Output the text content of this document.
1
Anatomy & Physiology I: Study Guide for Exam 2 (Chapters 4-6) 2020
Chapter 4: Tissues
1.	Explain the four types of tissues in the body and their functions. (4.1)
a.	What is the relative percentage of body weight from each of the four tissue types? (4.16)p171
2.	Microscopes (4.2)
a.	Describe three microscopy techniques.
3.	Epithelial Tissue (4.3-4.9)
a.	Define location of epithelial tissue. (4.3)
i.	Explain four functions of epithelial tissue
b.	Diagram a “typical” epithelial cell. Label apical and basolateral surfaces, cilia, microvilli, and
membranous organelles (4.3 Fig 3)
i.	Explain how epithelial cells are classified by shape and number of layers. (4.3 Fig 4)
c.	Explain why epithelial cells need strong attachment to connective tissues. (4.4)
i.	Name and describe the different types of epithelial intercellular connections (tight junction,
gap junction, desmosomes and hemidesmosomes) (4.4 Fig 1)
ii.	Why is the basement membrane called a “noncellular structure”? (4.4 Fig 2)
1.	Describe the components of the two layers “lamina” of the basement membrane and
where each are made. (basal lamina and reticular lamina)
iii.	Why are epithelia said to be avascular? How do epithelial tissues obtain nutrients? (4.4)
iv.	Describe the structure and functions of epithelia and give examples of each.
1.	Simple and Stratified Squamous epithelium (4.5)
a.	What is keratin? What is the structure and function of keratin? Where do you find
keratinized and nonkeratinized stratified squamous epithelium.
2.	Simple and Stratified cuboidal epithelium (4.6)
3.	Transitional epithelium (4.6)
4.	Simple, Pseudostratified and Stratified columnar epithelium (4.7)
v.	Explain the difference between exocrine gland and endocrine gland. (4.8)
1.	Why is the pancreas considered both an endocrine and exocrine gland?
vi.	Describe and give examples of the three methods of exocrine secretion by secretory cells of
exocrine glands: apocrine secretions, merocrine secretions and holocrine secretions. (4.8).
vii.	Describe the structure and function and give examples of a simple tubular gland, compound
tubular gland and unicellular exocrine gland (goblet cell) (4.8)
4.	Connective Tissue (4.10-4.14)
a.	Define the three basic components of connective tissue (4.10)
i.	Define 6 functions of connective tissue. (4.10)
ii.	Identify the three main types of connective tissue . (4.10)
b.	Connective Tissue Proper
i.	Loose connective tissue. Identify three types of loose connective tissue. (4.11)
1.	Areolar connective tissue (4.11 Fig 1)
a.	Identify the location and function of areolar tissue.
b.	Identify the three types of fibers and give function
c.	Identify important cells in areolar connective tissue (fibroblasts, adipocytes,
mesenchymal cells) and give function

Problem: Copy the lines of the listing exactly. Skip none.

Reply:
Output the text content of this document.
1
Anatomy & Physiology I: Study Guide for Exam 2 (Chapters 4-6) 2020
Chapter 4: Tissues
1.	Explain the four types of tissues in the body and their functions. (4.1)
a.	What is the relative percentage of body weight from each of the four tissue types? (4.16)p171
2.	Microscopes (4.2)
a.	Describe three microscopy techniques.
3.	Epithelial Tissue (4.3-4.9)
a.	Define location of epithelial tissue. (4.3)
i.	Explain four functions of epithelial tissue
b.	Diagram a “typical” epithelial cell. Label apical and basolateral surfaces, cilia, microvilli, and
membranous organelles (4.3 Fig 3)
i.	Explain how epithelial cells are classified by shape and number of layers. (4.3 Fig 4)
c.	Explain why epithelial cells need strong attachment to connective tissues. (4.4)
i.	Name and describe the different types of epithelial intercellular connections (tight junction,
gap junction, desmosomes and hemidesmosomes) (4.4 Fig 1)
ii.	Why is the basement membrane called a “noncellular structure”? (4.4 Fig 2)
1.	Describe the components of the two layers “lamina” of the basement membrane and
where each are made. (basal lamina and reticular lamina)
iii.	Why are epithelia said to be avascular? How do epithelial tissues obtain nutrients? (4.4)
iv.	Describe the structure and functions of epithelia and give examples of each.
1.	Simple and Stratified Squamous epithelium (4.5)
a.	What is keratin? What is the structure and function of keratin? Where do you find
keratinized and nonkeratinized stratified squamous epithelium.
2.	Simple and Stratified cuboidal epithelium (4.6)
3.	Transitional epithelium (4.6)
4.	Simple, Pseudostratified and Stratified columnar epithelium (4.7)
v.	Explain the difference between exocrine gland and endocrine gland. (4.8)
1.	Why is the pancreas considered both an endocrine and exocrine gland?
vi.	Describe and give examples of the three methods of exocrine secretion by secretory cells of
exocrine glands: apocrine secretions, merocrine secretions and holocrine secretions. (4.8).
vii.	Describe the structure and function and give examples of a simple tubular gland, compound
tubular gland and unicellular exocrine gland (goblet cell) (4.8)
4.	Connective Tissue (4.10-4.14)
a.	Define the three basic components of connective tissue (4.10)
i.	Define 6 functions of connective tissue. (4.10)
ii.	Identify the three main types of connective tissue . (4.10)
b.	Connective Tissue Proper
i.	Loose connective tissue. Identify three types of loose connective tissue. (4.11)
1.	Areolar connective tissue (4.11 Fig 1)
a.	Identify the location and function of areolar tissue.
b.	Identify the three types of fibers and give function
c.	Identify important cells in areolar connective tissue (fibroblasts, adipocytes,
mesenchymal cells) and give function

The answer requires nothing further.